Data extracted from a collection |
>> start

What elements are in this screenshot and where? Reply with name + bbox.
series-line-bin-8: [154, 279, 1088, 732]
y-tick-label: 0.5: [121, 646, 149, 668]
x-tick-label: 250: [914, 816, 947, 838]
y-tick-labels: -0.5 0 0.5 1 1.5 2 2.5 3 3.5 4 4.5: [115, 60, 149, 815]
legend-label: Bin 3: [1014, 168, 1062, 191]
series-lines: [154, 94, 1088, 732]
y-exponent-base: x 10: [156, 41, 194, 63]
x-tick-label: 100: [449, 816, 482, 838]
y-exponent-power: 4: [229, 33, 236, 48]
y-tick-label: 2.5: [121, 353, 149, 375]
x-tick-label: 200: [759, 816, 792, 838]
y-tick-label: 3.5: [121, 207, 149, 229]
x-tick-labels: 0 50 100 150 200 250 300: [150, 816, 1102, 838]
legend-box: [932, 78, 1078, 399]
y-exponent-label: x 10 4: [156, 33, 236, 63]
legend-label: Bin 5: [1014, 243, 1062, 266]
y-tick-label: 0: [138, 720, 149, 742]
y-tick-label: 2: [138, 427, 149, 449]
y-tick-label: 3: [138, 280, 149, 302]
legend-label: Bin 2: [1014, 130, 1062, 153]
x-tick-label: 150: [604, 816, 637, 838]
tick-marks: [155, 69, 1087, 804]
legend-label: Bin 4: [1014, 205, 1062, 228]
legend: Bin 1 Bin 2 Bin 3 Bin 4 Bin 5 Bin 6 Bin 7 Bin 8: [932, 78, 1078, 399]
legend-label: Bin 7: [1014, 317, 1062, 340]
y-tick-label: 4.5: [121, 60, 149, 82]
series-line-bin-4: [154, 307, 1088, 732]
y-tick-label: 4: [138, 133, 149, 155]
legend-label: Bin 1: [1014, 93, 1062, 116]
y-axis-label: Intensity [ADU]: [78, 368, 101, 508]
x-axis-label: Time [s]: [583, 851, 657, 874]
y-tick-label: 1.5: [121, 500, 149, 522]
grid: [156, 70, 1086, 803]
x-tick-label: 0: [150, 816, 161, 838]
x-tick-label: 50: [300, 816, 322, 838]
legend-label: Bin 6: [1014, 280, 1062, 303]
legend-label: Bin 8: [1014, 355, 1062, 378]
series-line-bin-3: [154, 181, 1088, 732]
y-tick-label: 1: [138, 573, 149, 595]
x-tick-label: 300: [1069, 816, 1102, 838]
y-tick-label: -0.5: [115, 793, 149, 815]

>> end

Description of the task | Could you write out every line of the material above word for word, without changing anything?

Result for this task |
What elements are in this screenshot and where? Reply with name + bbox.
series-line-bin-8: [154, 279, 1088, 732]
y-tick-label: 0.5: [121, 646, 149, 668]
x-tick-label: 250: [914, 816, 947, 838]
y-tick-labels: -0.5 0 0.5 1 1.5 2 2.5 3 3.5 4 4.5: [115, 60, 149, 815]
legend-label: Bin 3: [1014, 168, 1062, 191]
series-lines: [154, 94, 1088, 732]
y-exponent-base: x 10: [156, 41, 194, 63]
x-tick-label: 100: [449, 816, 482, 838]
y-exponent-power: 4: [229, 33, 236, 48]
y-tick-label: 2.5: [121, 353, 149, 375]
x-tick-label: 200: [759, 816, 792, 838]
y-tick-label: 3.5: [121, 207, 149, 229]
x-tick-labels: 0 50 100 150 200 250 300: [150, 816, 1102, 838]
legend-box: [932, 78, 1078, 399]
y-exponent-label: x 10 4: [156, 33, 236, 63]
legend-label: Bin 5: [1014, 243, 1062, 266]
y-tick-label: 0: [138, 720, 149, 742]
y-tick-label: 2: [138, 427, 149, 449]
y-tick-label: 3: [138, 280, 149, 302]
legend-label: Bin 2: [1014, 130, 1062, 153]
x-tick-label: 150: [604, 816, 637, 838]
tick-marks: [155, 69, 1087, 804]
legend-label: Bin 4: [1014, 205, 1062, 228]
legend: Bin 1 Bin 2 Bin 3 Bin 4 Bin 5 Bin 6 Bin 7 Bin 8: [932, 78, 1078, 399]
legend-label: Bin 7: [1014, 317, 1062, 340]
y-tick-label: 4.5: [121, 60, 149, 82]
series-line-bin-4: [154, 307, 1088, 732]
y-tick-label: 4: [138, 133, 149, 155]
legend-label: Bin 1: [1014, 93, 1062, 116]
y-axis-label: Intensity [ADU]: [78, 368, 101, 508]
x-axis-label: Time [s]: [583, 851, 657, 874]
y-tick-label: 1.5: [121, 500, 149, 522]
grid: [156, 70, 1086, 803]
x-tick-label: 0: [150, 816, 161, 838]
x-tick-label: 50: [300, 816, 322, 838]
legend-label: Bin 6: [1014, 280, 1062, 303]
legend-label: Bin 8: [1014, 355, 1062, 378]
series-line-bin-3: [154, 181, 1088, 732]
y-tick-label: 1: [138, 573, 149, 595]
x-tick-label: 300: [1069, 816, 1102, 838]
y-tick-label: -0.5: [115, 793, 149, 815]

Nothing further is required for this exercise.